• What to produce
Report how many lines of these entries hold the string "that"; reply with the number alone.

Start Extracted data

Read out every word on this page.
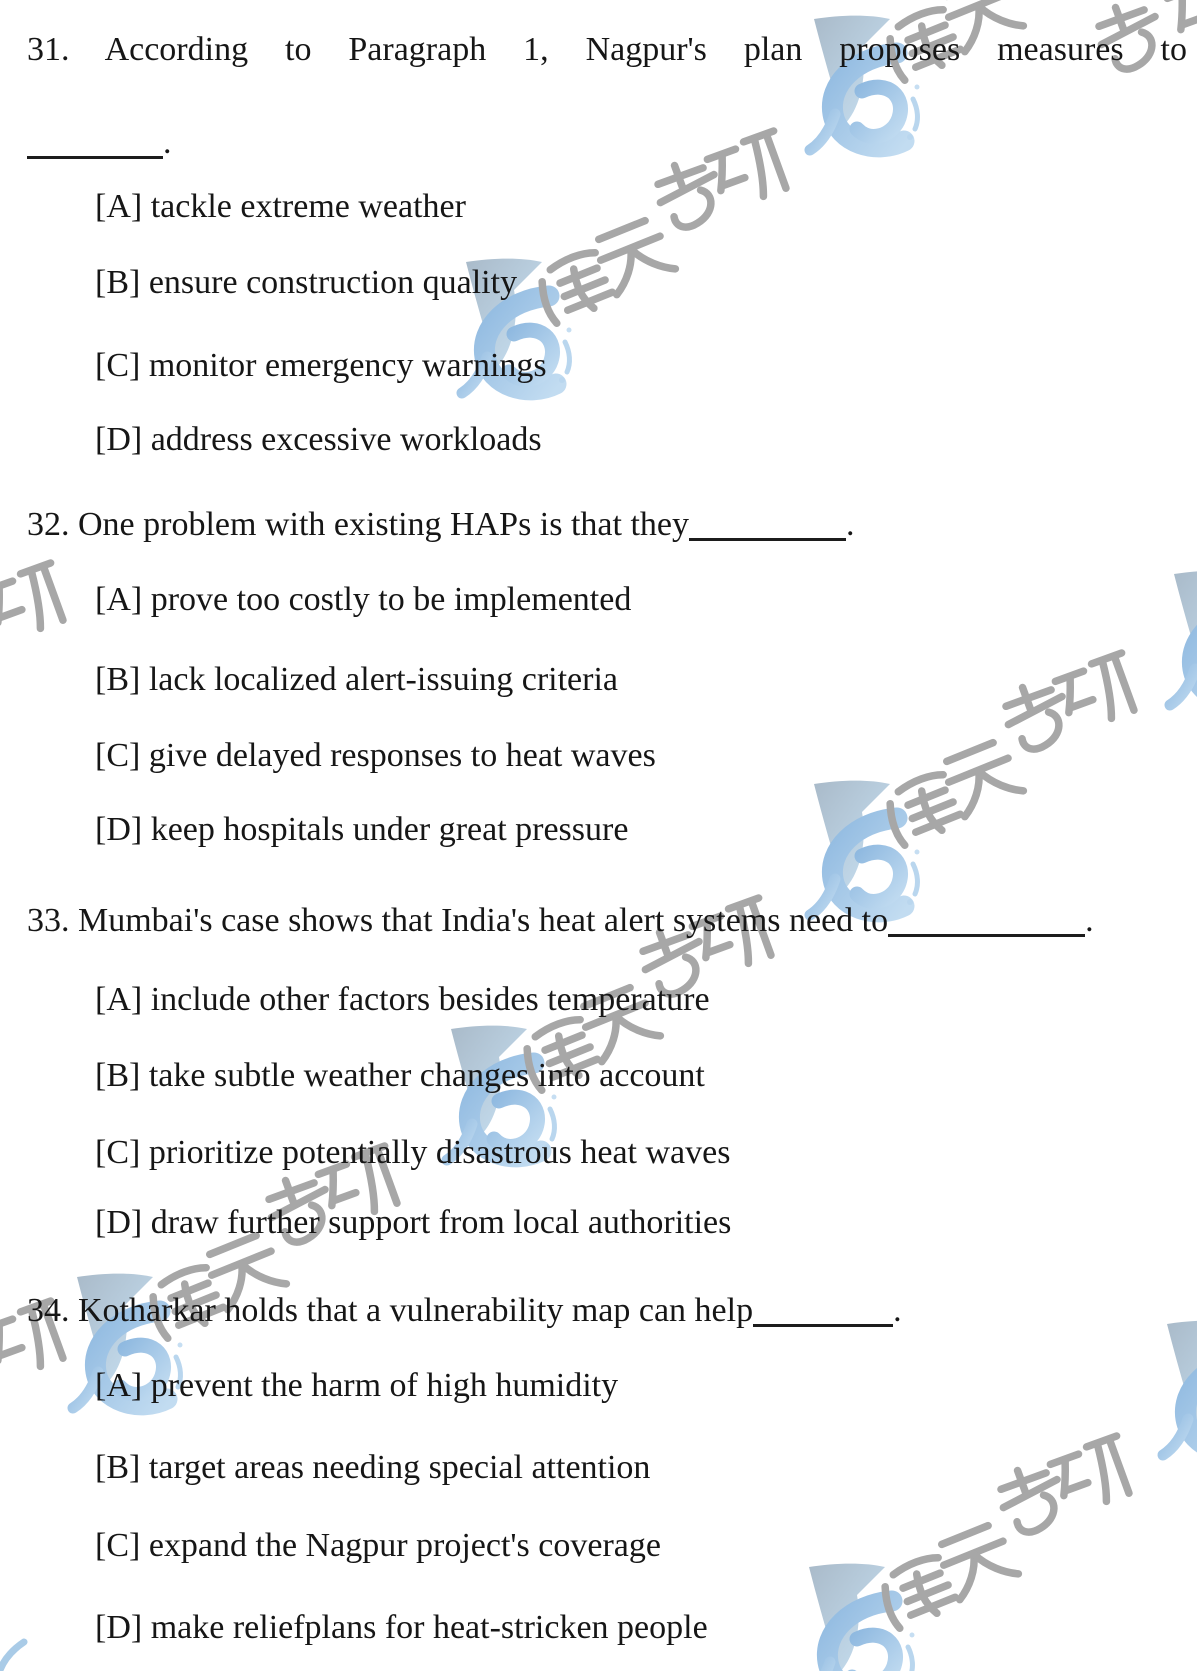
31. According to Paragraph 1, Nagpur's plan proposes measures to
.
[A] tackle extreme weather
[B] ensure construction quality
[C] monitor emergency warnings
[D] address excessive workloads
32. One problem with existing HAPs is that they	.
[A] prove too costly to be implemented
[B] lack localized alert-issuing criteria
[C] give delayed responses to heat waves
[D] keep hospitals under great pressure
33. Mumbai's case shows that India's heat alert systems need to	.
[A] include other factors besides temperature
[B] take subtle weather changes into account
[C] prioritize potentially disastrous heat waves
[D] draw further support from local authorities
34. Kotharkar holds that a vulnerability map can help	.
[A] prevent the harm of high humidity
[B] target areas needing special attention
[C] expand the Nagpur project's coverage
[D] make reliefplans for heat-stricken people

End Extracted data

• Result of this exercise
3